[Stored data]

#####

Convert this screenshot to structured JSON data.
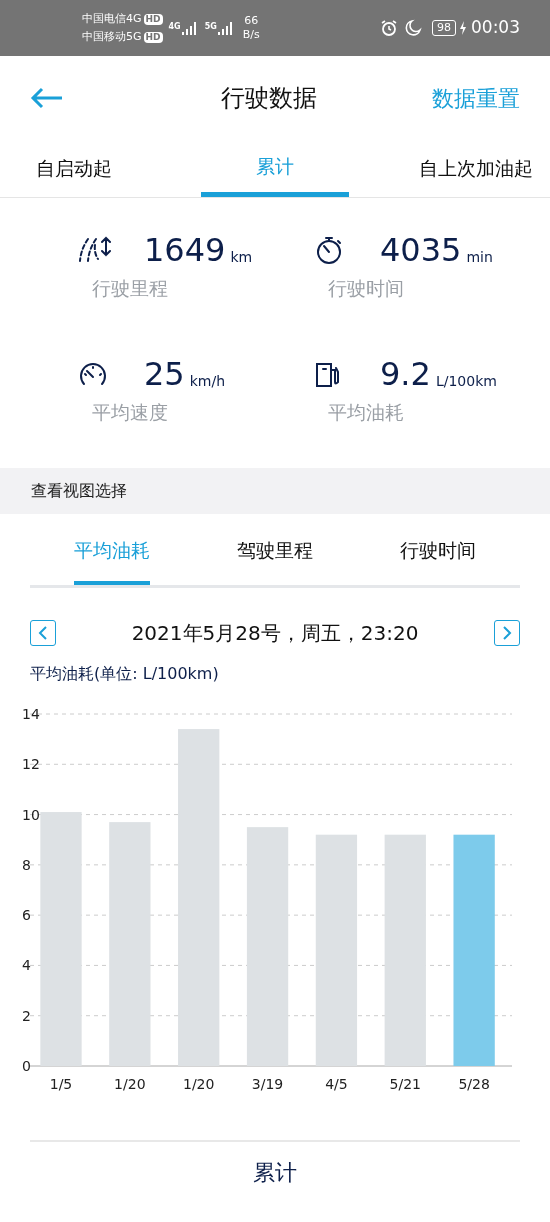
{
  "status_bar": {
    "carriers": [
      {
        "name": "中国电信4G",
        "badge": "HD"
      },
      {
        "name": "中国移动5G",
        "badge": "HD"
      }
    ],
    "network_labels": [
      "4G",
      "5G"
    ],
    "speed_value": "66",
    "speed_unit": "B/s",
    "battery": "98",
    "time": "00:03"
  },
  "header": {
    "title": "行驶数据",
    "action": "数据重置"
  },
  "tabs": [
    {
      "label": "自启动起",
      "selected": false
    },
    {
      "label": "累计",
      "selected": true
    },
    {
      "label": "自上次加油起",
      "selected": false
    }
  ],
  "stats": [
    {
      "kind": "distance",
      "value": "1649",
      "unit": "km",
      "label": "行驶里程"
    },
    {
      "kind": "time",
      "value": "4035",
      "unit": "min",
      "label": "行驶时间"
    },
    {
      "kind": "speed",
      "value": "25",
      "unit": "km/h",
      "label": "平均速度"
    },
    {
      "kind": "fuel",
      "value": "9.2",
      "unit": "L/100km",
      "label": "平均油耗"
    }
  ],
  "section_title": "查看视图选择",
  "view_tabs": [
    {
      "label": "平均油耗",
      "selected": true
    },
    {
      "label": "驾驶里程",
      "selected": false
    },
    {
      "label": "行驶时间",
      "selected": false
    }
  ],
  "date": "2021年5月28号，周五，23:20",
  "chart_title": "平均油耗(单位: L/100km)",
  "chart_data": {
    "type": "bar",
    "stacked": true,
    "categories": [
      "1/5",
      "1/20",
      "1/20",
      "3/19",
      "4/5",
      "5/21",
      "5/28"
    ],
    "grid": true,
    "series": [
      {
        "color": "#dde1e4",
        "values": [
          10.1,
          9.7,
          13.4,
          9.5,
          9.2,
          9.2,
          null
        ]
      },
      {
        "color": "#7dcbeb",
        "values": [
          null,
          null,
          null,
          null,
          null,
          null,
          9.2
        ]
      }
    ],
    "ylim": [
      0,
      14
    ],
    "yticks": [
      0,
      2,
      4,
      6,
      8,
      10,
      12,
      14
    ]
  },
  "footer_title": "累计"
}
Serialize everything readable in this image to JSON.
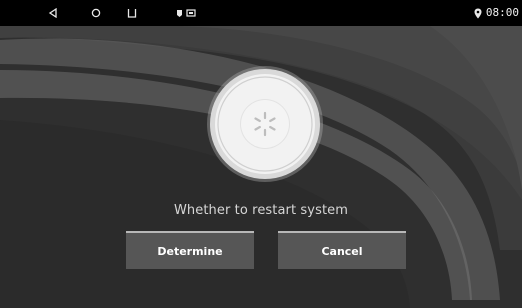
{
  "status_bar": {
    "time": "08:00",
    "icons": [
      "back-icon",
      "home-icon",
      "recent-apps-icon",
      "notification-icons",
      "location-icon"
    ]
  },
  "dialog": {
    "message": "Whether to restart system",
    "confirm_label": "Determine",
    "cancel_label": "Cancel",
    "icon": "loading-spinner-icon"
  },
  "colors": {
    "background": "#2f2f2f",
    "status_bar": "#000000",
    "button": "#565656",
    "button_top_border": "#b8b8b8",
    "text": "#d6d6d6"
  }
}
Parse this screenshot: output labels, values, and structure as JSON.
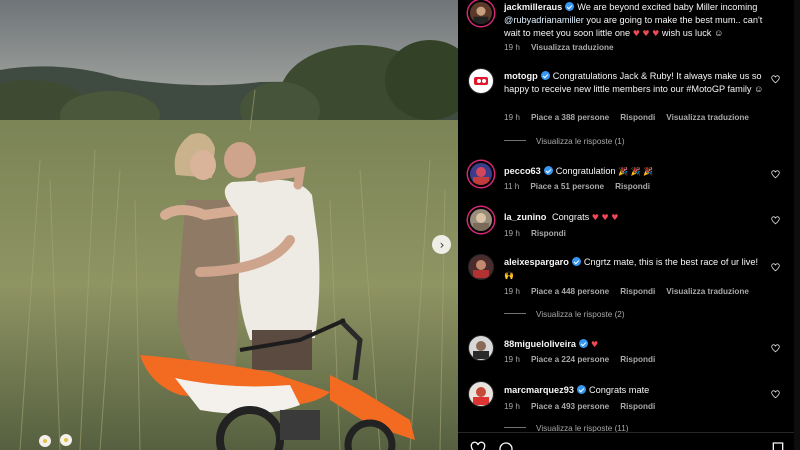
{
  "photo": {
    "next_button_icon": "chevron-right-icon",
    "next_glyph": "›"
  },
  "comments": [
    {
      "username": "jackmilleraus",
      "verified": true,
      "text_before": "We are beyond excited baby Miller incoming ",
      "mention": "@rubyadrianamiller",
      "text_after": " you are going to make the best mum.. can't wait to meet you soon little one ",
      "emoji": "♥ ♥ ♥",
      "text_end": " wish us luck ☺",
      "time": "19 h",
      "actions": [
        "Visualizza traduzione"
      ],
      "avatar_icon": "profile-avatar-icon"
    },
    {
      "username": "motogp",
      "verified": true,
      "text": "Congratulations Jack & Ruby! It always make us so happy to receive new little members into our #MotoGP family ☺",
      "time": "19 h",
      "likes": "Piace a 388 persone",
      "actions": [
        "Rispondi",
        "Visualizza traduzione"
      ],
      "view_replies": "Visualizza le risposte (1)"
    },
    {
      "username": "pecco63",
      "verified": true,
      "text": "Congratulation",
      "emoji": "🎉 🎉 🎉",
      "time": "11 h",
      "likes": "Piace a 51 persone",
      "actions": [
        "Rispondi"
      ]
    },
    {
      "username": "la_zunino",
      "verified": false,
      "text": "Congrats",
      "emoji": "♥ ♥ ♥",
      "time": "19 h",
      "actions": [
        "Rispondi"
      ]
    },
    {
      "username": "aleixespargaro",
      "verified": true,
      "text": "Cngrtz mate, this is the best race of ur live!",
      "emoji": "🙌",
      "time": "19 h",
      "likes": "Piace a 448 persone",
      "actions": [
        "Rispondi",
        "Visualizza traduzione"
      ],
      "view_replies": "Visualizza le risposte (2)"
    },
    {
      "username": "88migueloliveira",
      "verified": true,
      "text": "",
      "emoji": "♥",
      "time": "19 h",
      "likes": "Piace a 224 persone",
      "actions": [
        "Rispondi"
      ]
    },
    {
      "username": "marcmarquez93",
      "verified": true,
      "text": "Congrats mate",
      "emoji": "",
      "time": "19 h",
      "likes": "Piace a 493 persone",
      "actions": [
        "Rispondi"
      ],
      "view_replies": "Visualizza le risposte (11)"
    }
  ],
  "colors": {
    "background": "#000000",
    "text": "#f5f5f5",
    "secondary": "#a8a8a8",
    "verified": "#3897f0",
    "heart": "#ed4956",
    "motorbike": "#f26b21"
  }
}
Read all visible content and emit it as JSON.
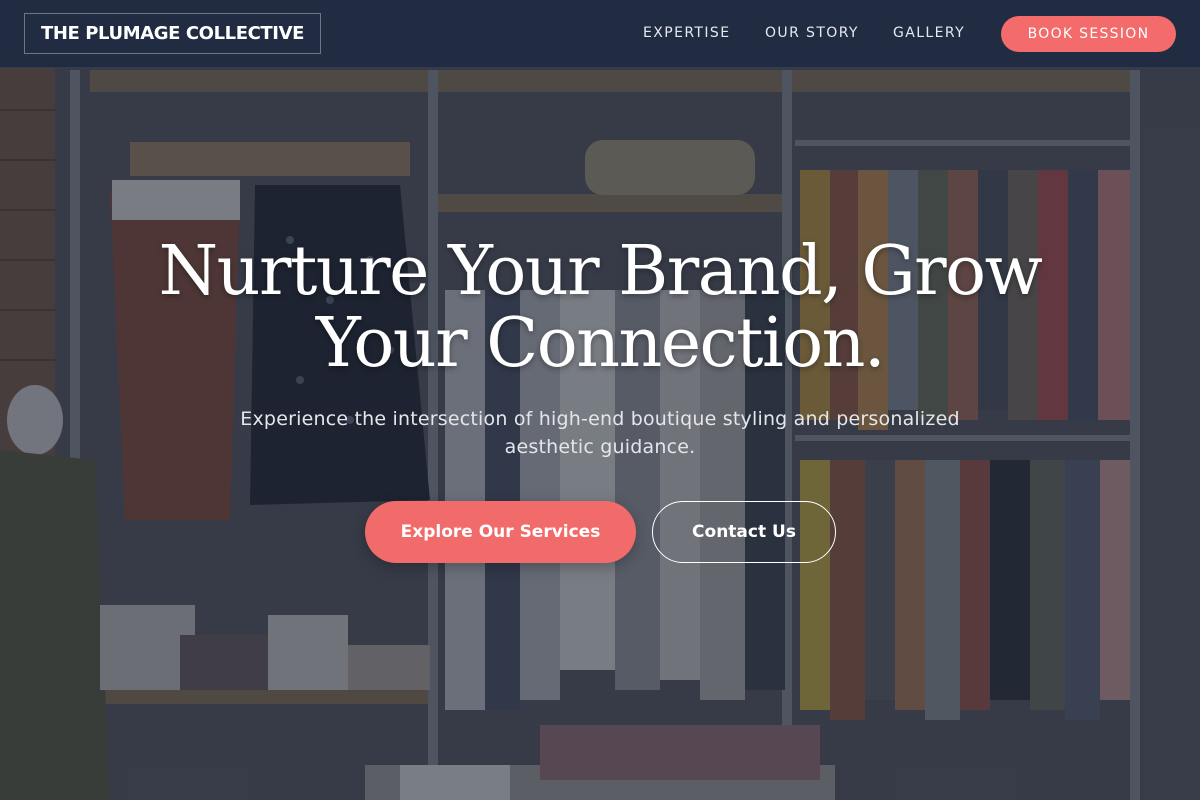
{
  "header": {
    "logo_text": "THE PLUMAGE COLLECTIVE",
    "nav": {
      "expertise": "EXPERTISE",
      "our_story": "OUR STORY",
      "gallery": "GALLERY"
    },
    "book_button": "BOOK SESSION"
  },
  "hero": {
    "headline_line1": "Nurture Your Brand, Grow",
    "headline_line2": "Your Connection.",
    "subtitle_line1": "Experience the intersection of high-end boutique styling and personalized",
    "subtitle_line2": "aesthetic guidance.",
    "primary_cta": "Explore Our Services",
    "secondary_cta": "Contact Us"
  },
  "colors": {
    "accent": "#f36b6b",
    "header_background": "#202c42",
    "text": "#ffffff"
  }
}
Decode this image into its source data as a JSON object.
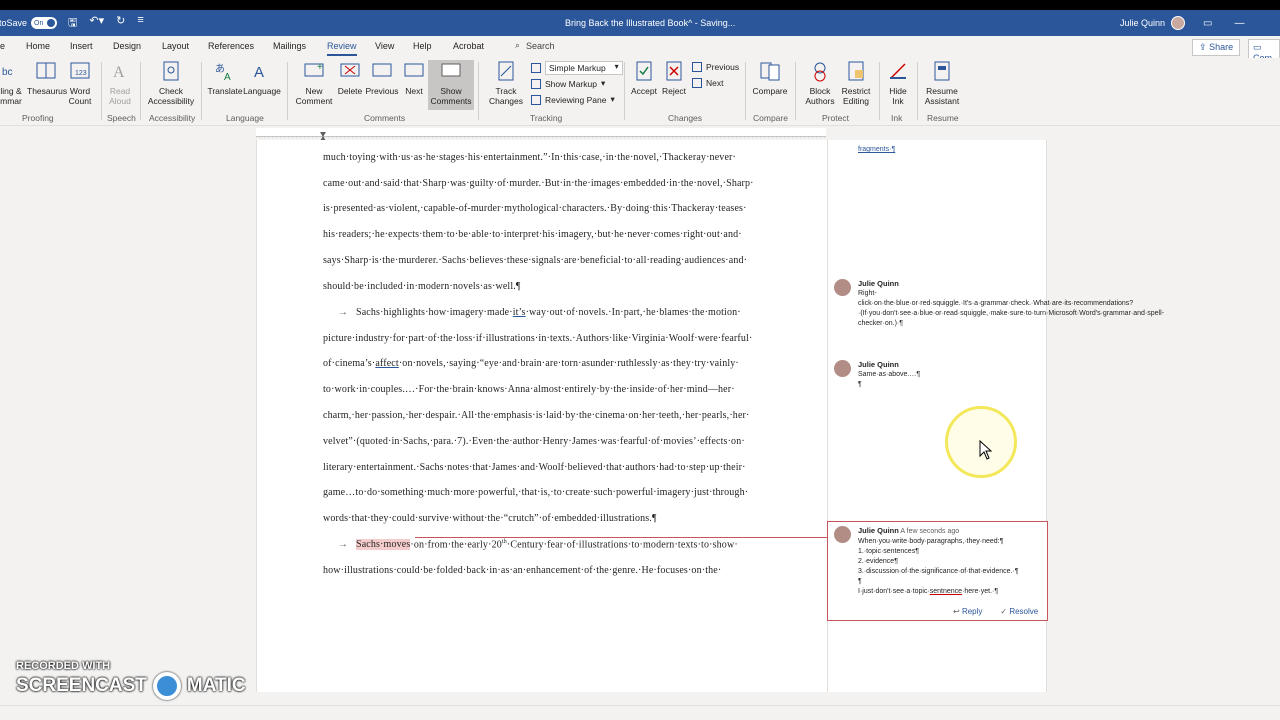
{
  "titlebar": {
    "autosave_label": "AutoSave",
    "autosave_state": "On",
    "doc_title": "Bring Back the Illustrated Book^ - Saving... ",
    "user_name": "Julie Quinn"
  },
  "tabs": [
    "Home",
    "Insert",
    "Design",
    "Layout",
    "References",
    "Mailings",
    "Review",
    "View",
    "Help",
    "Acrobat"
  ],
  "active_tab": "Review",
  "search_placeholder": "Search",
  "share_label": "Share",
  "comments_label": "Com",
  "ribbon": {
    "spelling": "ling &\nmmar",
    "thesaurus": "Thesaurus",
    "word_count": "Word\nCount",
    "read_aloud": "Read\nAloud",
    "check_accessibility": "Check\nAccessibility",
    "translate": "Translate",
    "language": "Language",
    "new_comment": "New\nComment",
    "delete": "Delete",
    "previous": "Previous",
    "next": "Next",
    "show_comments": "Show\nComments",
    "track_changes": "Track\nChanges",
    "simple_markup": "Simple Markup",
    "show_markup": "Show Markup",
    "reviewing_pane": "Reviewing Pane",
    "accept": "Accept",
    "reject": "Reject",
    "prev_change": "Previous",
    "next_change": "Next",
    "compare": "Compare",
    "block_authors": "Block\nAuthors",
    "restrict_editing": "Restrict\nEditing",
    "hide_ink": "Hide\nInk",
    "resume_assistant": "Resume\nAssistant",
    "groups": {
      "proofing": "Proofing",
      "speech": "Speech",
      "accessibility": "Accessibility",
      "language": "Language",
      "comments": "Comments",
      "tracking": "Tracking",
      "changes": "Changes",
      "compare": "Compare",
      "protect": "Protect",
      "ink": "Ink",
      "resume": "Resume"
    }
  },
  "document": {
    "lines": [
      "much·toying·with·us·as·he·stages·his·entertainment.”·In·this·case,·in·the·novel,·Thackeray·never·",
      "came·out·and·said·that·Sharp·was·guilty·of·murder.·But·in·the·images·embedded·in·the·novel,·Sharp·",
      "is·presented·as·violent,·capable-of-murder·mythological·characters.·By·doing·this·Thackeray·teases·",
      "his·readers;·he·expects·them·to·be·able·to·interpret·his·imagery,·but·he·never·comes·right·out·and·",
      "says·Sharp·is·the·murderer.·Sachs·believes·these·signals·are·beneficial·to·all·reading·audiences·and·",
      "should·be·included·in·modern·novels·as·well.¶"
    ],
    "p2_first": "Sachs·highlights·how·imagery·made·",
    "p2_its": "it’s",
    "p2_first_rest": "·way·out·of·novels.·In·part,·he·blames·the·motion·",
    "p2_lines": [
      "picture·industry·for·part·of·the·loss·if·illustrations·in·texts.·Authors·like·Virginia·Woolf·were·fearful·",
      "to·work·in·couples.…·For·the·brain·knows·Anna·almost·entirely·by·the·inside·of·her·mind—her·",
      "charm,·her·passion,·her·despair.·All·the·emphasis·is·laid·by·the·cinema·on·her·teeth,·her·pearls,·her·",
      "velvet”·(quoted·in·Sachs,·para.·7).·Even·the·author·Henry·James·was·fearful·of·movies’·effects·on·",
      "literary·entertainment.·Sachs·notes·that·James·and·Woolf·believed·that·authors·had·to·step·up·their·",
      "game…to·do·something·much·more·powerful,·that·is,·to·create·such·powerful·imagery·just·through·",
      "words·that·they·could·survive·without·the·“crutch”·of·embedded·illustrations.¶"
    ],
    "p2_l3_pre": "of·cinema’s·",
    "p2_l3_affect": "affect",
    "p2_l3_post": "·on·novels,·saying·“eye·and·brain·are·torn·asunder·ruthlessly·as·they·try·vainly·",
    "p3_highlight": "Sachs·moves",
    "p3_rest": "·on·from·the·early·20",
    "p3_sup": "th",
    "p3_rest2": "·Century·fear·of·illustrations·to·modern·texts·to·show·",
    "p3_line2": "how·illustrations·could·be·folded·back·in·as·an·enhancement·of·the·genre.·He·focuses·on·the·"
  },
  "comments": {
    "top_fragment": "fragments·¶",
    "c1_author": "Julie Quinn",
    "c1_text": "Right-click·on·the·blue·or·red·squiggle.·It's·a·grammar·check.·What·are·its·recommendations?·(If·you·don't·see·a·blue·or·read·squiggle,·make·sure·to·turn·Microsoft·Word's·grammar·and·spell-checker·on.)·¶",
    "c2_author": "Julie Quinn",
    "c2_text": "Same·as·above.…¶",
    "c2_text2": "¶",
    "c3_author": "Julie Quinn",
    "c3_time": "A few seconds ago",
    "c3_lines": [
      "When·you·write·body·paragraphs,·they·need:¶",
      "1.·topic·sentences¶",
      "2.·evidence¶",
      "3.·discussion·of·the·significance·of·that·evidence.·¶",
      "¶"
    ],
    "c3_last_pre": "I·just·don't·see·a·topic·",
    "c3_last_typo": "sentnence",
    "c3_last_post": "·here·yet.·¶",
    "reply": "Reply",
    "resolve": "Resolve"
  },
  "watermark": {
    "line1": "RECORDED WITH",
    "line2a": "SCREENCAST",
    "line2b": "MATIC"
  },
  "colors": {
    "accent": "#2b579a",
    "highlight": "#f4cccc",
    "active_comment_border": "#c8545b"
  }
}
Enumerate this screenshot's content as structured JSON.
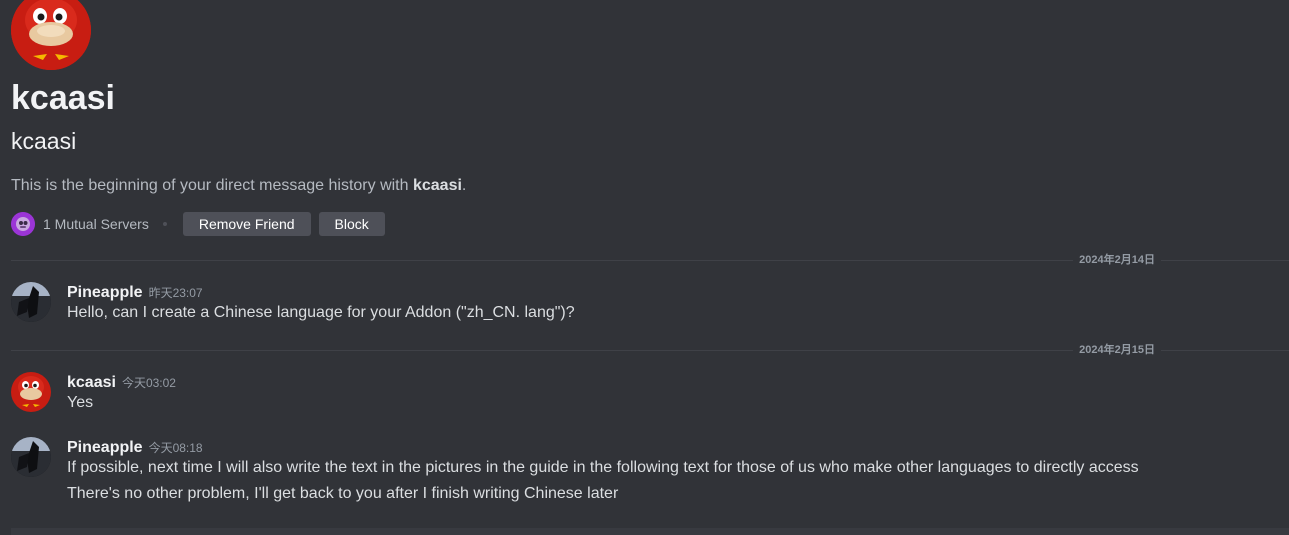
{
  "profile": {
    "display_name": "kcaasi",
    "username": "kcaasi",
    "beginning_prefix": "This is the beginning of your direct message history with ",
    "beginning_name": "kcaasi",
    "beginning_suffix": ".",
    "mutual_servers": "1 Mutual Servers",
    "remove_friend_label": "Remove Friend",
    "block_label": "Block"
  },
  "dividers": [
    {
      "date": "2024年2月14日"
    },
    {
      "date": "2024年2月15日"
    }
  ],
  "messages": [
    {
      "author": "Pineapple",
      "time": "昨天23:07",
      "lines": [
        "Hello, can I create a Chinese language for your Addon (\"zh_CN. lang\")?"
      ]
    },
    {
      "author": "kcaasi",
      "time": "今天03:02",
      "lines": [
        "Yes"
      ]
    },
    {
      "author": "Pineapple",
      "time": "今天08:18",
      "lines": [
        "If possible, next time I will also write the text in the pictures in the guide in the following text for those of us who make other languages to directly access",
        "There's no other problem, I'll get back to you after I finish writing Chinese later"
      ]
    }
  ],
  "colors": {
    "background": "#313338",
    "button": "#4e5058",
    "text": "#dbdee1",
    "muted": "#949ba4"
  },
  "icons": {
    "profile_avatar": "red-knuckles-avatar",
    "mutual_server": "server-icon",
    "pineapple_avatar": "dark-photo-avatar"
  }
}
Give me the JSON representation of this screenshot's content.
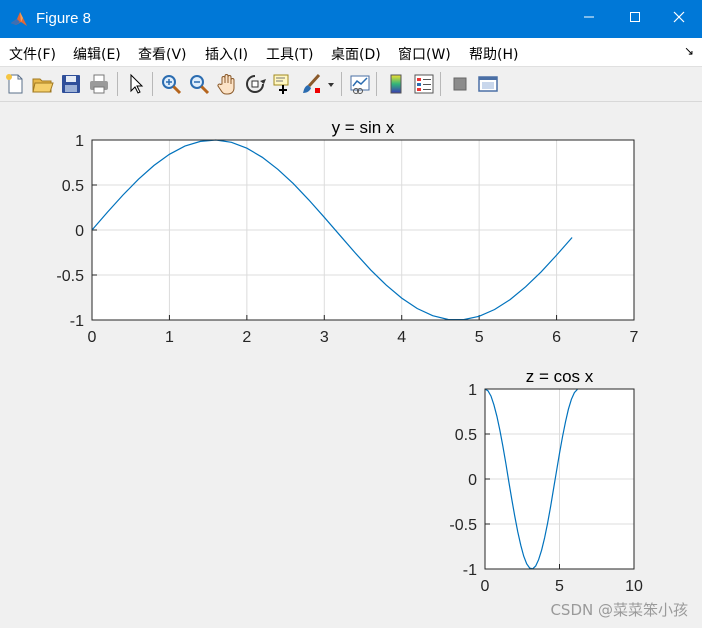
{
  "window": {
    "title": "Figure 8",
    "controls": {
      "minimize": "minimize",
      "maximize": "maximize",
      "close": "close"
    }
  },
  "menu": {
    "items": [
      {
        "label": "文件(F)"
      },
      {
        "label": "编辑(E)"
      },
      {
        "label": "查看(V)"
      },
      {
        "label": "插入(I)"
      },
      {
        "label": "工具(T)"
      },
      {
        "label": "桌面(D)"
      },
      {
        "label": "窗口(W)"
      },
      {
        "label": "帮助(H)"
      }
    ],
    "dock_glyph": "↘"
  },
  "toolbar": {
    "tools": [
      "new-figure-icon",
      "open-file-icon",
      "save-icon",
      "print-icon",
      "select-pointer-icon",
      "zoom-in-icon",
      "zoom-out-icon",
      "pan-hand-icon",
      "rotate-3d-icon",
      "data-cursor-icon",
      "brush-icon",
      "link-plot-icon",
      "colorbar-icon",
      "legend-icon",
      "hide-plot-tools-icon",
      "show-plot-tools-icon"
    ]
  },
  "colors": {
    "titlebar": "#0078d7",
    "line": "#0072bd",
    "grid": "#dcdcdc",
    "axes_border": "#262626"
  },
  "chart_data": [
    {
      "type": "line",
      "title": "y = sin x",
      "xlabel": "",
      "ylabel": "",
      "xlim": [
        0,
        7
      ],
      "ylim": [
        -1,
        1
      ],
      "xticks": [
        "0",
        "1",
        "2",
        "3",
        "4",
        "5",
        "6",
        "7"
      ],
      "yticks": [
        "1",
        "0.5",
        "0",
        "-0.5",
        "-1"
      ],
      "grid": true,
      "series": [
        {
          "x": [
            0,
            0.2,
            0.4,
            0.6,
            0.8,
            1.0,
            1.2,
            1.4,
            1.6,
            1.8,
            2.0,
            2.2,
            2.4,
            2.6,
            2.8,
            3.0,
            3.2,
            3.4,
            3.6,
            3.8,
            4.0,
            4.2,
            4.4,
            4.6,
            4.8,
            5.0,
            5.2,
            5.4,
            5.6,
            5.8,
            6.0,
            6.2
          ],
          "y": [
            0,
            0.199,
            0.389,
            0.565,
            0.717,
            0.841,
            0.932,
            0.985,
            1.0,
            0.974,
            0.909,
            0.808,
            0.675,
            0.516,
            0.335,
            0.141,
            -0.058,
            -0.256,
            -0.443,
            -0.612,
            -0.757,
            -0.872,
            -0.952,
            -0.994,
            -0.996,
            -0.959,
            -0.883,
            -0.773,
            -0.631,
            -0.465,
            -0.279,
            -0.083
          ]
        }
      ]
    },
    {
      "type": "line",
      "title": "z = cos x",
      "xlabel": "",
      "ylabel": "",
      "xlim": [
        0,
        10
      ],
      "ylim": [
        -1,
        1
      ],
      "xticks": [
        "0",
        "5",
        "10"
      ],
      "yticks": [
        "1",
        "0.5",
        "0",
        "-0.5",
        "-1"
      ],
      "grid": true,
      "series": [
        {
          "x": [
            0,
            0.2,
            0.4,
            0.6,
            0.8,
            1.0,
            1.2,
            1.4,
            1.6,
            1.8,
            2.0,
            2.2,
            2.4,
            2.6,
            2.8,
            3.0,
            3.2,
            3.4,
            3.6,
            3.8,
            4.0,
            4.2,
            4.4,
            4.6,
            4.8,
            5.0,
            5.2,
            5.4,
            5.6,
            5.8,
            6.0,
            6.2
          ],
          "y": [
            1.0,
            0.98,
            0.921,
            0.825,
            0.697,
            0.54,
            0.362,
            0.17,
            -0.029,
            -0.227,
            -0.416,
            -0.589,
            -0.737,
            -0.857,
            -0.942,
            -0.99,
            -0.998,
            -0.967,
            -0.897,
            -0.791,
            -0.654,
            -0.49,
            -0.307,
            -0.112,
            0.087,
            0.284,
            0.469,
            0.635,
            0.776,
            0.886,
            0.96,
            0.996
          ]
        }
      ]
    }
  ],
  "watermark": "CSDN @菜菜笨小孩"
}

#####

**TASK TO COMPLETE:**
Give the number of lines in the records that contain the string "username", and nothing besides.

**SOLUTION:**
8